Output the data below exactly, without images.
___
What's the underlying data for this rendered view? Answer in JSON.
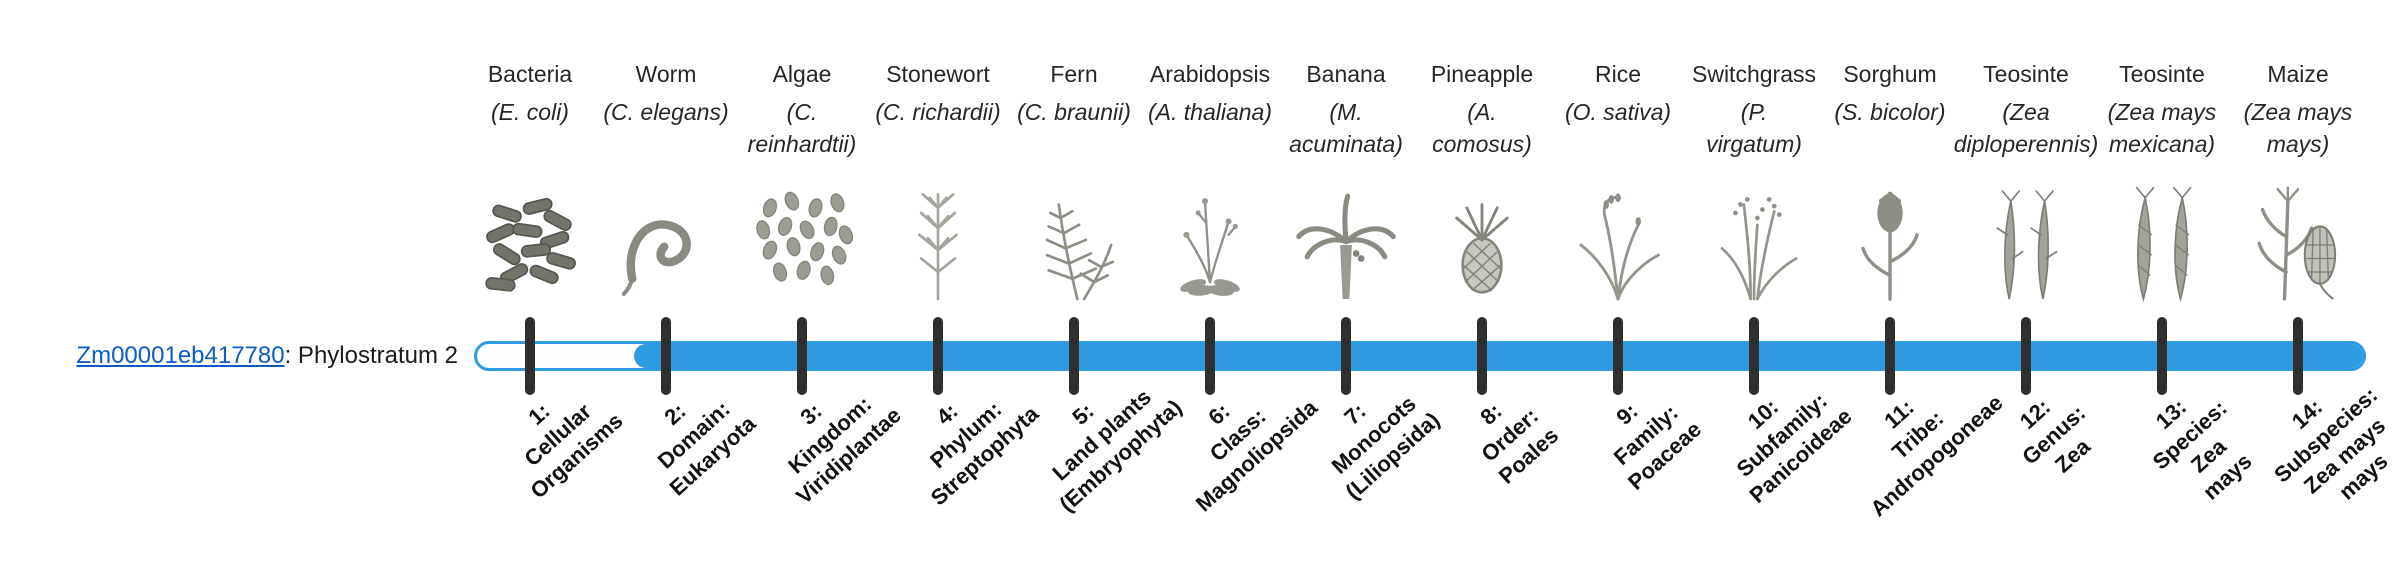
{
  "gene_label": {
    "id_text": "Zm00001eb417780",
    "suffix": ": Phylostratum 2",
    "phylostratum": "Phylostratum 2"
  },
  "colors": {
    "bar_blue": "#2E9BE3",
    "bar_empty": "#FDFEFF",
    "tick_dark": "#2F2F2F",
    "link_blue": "#0B5CC4",
    "text_dark": "#262626"
  },
  "bar": {
    "total_strata": 14,
    "filled_from_stratum": 2
  },
  "strata": [
    {
      "number": "1",
      "organism": "Bacteria",
      "sci_lines": [
        "(E. coli)"
      ],
      "icon": "bacteria",
      "rank_lines": [
        "1:",
        "Cellular",
        "Organisms"
      ]
    },
    {
      "number": "2",
      "organism": "Worm",
      "sci_lines": [
        "(C. elegans)"
      ],
      "icon": "worm",
      "rank_lines": [
        "2:",
        "Domain:",
        "Eukaryota"
      ]
    },
    {
      "number": "3",
      "organism": "Algae",
      "sci_lines": [
        "(C.",
        "reinhardtii)"
      ],
      "icon": "algae",
      "rank_lines": [
        "3:",
        "Kingdom:",
        "Viridiplantae"
      ]
    },
    {
      "number": "4",
      "organism": "Stonewort",
      "sci_lines": [
        "(C. richardii)"
      ],
      "icon": "stonewort",
      "rank_lines": [
        "4:",
        "Phylum:",
        "Streptophyta"
      ]
    },
    {
      "number": "5",
      "organism": "Fern",
      "sci_lines": [
        "(C. braunii)"
      ],
      "icon": "fern",
      "rank_lines": [
        "5:",
        "Land plants",
        "(Embryophyta)"
      ]
    },
    {
      "number": "6",
      "organism": "Arabidopsis",
      "sci_lines": [
        "(A. thaliana)"
      ],
      "icon": "arabidopsis",
      "rank_lines": [
        "6:",
        "Class:",
        "Magnoliopsida"
      ]
    },
    {
      "number": "7",
      "organism": "Banana",
      "sci_lines": [
        "(M.",
        "acuminata)"
      ],
      "icon": "banana",
      "rank_lines": [
        "7:",
        "Monocots",
        "(Liliopsida)"
      ]
    },
    {
      "number": "8",
      "organism": "Pineapple",
      "sci_lines": [
        "(A.",
        "comosus)"
      ],
      "icon": "pineapple",
      "rank_lines": [
        "8:",
        "Order:",
        "Poales"
      ]
    },
    {
      "number": "9",
      "organism": "Rice",
      "sci_lines": [
        "(O. sativa)"
      ],
      "icon": "rice",
      "rank_lines": [
        "9:",
        "Family:",
        "Poaceae"
      ]
    },
    {
      "number": "10",
      "organism": "Switchgrass",
      "sci_lines": [
        "(P.",
        "virgatum)"
      ],
      "icon": "switchgrass",
      "rank_lines": [
        "10:",
        "Subfamily:",
        "Panicoideae"
      ]
    },
    {
      "number": "11",
      "organism": "Sorghum",
      "sci_lines": [
        "(S. bicolor)"
      ],
      "icon": "sorghum",
      "rank_lines": [
        "11:",
        "Tribe:",
        "Andropogoneae"
      ]
    },
    {
      "number": "12",
      "organism": "Teosinte",
      "sci_lines": [
        "(Zea",
        "diploperennis)"
      ],
      "icon": "teosinte-diploperennis",
      "rank_lines": [
        "12:",
        "Genus:",
        "Zea"
      ]
    },
    {
      "number": "13",
      "organism": "Teosinte",
      "sci_lines": [
        "(Zea mays",
        "mexicana)"
      ],
      "icon": "teosinte-mexicana",
      "rank_lines": [
        "13:",
        "Species:",
        "Zea",
        "mays"
      ]
    },
    {
      "number": "14",
      "organism": "Maize",
      "sci_lines": [
        "(Zea mays",
        "mays)"
      ],
      "icon": "maize",
      "rank_lines": [
        "14:",
        "Subspecies:",
        "Zea mays",
        "mays"
      ]
    }
  ]
}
___
- Task output:
What's the underlying data for this rendered view? Answer in JSON.
{
  "gene_label": {
    "id_text": "Zm00001eb417780",
    "suffix": ": Phylostratum 2",
    "phylostratum": "Phylostratum 2"
  },
  "colors": {
    "bar_blue": "#2E9BE3",
    "bar_empty": "#FDFEFF",
    "tick_dark": "#2F2F2F",
    "link_blue": "#0B5CC4",
    "text_dark": "#262626"
  },
  "bar": {
    "total_strata": 14,
    "filled_from_stratum": 2
  },
  "strata": [
    {
      "number": "1",
      "organism": "Bacteria",
      "sci_lines": [
        "(E. coli)"
      ],
      "icon": "bacteria",
      "rank_lines": [
        "1:",
        "Cellular",
        "Organisms"
      ]
    },
    {
      "number": "2",
      "organism": "Worm",
      "sci_lines": [
        "(C. elegans)"
      ],
      "icon": "worm",
      "rank_lines": [
        "2:",
        "Domain:",
        "Eukaryota"
      ]
    },
    {
      "number": "3",
      "organism": "Algae",
      "sci_lines": [
        "(C.",
        "reinhardtii)"
      ],
      "icon": "algae",
      "rank_lines": [
        "3:",
        "Kingdom:",
        "Viridiplantae"
      ]
    },
    {
      "number": "4",
      "organism": "Stonewort",
      "sci_lines": [
        "(C. richardii)"
      ],
      "icon": "stonewort",
      "rank_lines": [
        "4:",
        "Phylum:",
        "Streptophyta"
      ]
    },
    {
      "number": "5",
      "organism": "Fern",
      "sci_lines": [
        "(C. braunii)"
      ],
      "icon": "fern",
      "rank_lines": [
        "5:",
        "Land plants",
        "(Embryophyta)"
      ]
    },
    {
      "number": "6",
      "organism": "Arabidopsis",
      "sci_lines": [
        "(A. thaliana)"
      ],
      "icon": "arabidopsis",
      "rank_lines": [
        "6:",
        "Class:",
        "Magnoliopsida"
      ]
    },
    {
      "number": "7",
      "organism": "Banana",
      "sci_lines": [
        "(M.",
        "acuminata)"
      ],
      "icon": "banana",
      "rank_lines": [
        "7:",
        "Monocots",
        "(Liliopsida)"
      ]
    },
    {
      "number": "8",
      "organism": "Pineapple",
      "sci_lines": [
        "(A.",
        "comosus)"
      ],
      "icon": "pineapple",
      "rank_lines": [
        "8:",
        "Order:",
        "Poales"
      ]
    },
    {
      "number": "9",
      "organism": "Rice",
      "sci_lines": [
        "(O. sativa)"
      ],
      "icon": "rice",
      "rank_lines": [
        "9:",
        "Family:",
        "Poaceae"
      ]
    },
    {
      "number": "10",
      "organism": "Switchgrass",
      "sci_lines": [
        "(P.",
        "virgatum)"
      ],
      "icon": "switchgrass",
      "rank_lines": [
        "10:",
        "Subfamily:",
        "Panicoideae"
      ]
    },
    {
      "number": "11",
      "organism": "Sorghum",
      "sci_lines": [
        "(S. bicolor)"
      ],
      "icon": "sorghum",
      "rank_lines": [
        "11:",
        "Tribe:",
        "Andropogoneae"
      ]
    },
    {
      "number": "12",
      "organism": "Teosinte",
      "sci_lines": [
        "(Zea",
        "diploperennis)"
      ],
      "icon": "teosinte-diploperennis",
      "rank_lines": [
        "12:",
        "Genus:",
        "Zea"
      ]
    },
    {
      "number": "13",
      "organism": "Teosinte",
      "sci_lines": [
        "(Zea mays",
        "mexicana)"
      ],
      "icon": "teosinte-mexicana",
      "rank_lines": [
        "13:",
        "Species:",
        "Zea",
        "mays"
      ]
    },
    {
      "number": "14",
      "organism": "Maize",
      "sci_lines": [
        "(Zea mays",
        "mays)"
      ],
      "icon": "maize",
      "rank_lines": [
        "14:",
        "Subspecies:",
        "Zea mays",
        "mays"
      ]
    }
  ]
}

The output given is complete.